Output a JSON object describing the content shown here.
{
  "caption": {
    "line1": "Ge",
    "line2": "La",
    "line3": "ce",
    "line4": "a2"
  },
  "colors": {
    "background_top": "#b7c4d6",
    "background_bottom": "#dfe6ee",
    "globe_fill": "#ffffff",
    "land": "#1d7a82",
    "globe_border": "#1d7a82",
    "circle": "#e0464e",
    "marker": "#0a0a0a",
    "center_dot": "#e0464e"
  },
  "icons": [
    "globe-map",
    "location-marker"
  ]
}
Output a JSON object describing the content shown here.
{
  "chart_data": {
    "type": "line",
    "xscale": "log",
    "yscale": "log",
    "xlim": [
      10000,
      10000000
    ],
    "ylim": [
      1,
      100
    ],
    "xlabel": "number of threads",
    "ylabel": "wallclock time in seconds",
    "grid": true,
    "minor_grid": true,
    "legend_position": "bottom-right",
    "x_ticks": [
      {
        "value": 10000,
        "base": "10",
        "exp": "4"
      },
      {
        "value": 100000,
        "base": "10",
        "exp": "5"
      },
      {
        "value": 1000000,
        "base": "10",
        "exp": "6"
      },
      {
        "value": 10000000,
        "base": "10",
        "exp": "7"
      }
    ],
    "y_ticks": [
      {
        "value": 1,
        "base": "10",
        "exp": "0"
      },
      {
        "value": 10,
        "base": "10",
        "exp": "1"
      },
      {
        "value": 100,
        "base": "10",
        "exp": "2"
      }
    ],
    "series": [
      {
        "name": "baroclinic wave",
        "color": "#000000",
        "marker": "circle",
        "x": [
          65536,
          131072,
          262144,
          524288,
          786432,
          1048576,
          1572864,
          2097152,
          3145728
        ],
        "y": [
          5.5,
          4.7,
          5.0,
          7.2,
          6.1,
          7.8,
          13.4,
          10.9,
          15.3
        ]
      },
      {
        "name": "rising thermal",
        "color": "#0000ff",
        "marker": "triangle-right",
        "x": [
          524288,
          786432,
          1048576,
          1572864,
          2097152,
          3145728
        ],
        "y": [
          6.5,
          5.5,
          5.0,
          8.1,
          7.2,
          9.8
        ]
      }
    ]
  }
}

__What is being asked__: Quote each line of the data above exactly as written.

__Task result__:
Output a JSON object describing the content shown here.
{
  "caption": {
    "line1": "Ge",
    "line2": "La",
    "line3": "ce",
    "line4": "a2"
  },
  "colors": {
    "background_top": "#b7c4d6",
    "background_bottom": "#dfe6ee",
    "globe_fill": "#ffffff",
    "land": "#1d7a82",
    "globe_border": "#1d7a82",
    "circle": "#e0464e",
    "marker": "#0a0a0a",
    "center_dot": "#e0464e"
  },
  "icons": [
    "globe-map",
    "location-marker"
  ]
}
Output a JSON object describing the content shown here.
{
  "chart_data": {
    "type": "line",
    "xscale": "log",
    "yscale": "log",
    "xlim": [
      10000,
      10000000
    ],
    "ylim": [
      1,
      100
    ],
    "xlabel": "number of threads",
    "ylabel": "wallclock time in seconds",
    "grid": true,
    "minor_grid": true,
    "legend_position": "bottom-right",
    "x_ticks": [
      {
        "value": 10000,
        "base": "10",
        "exp": "4"
      },
      {
        "value": 100000,
        "base": "10",
        "exp": "5"
      },
      {
        "value": 1000000,
        "base": "10",
        "exp": "6"
      },
      {
        "value": 10000000,
        "base": "10",
        "exp": "7"
      }
    ],
    "y_ticks": [
      {
        "value": 1,
        "base": "10",
        "exp": "0"
      },
      {
        "value": 10,
        "base": "10",
        "exp": "1"
      },
      {
        "value": 100,
        "base": "10",
        "exp": "2"
      }
    ],
    "series": [
      {
        "name": "baroclinic wave",
        "color": "#000000",
        "marker": "circle",
        "x": [
          65536,
          131072,
          262144,
          524288,
          786432,
          1048576,
          1572864,
          2097152,
          3145728
        ],
        "y": [
          5.5,
          4.7,
          5.0,
          7.2,
          6.1,
          7.8,
          13.4,
          10.9,
          15.3
        ]
      },
      {
        "name": "rising thermal",
        "color": "#0000ff",
        "marker": "triangle-right",
        "x": [
          524288,
          786432,
          1048576,
          1572864,
          2097152,
          3145728
        ],
        "y": [
          6.5,
          5.5,
          5.0,
          8.1,
          7.2,
          9.8
        ]
      }
    ]
  }
}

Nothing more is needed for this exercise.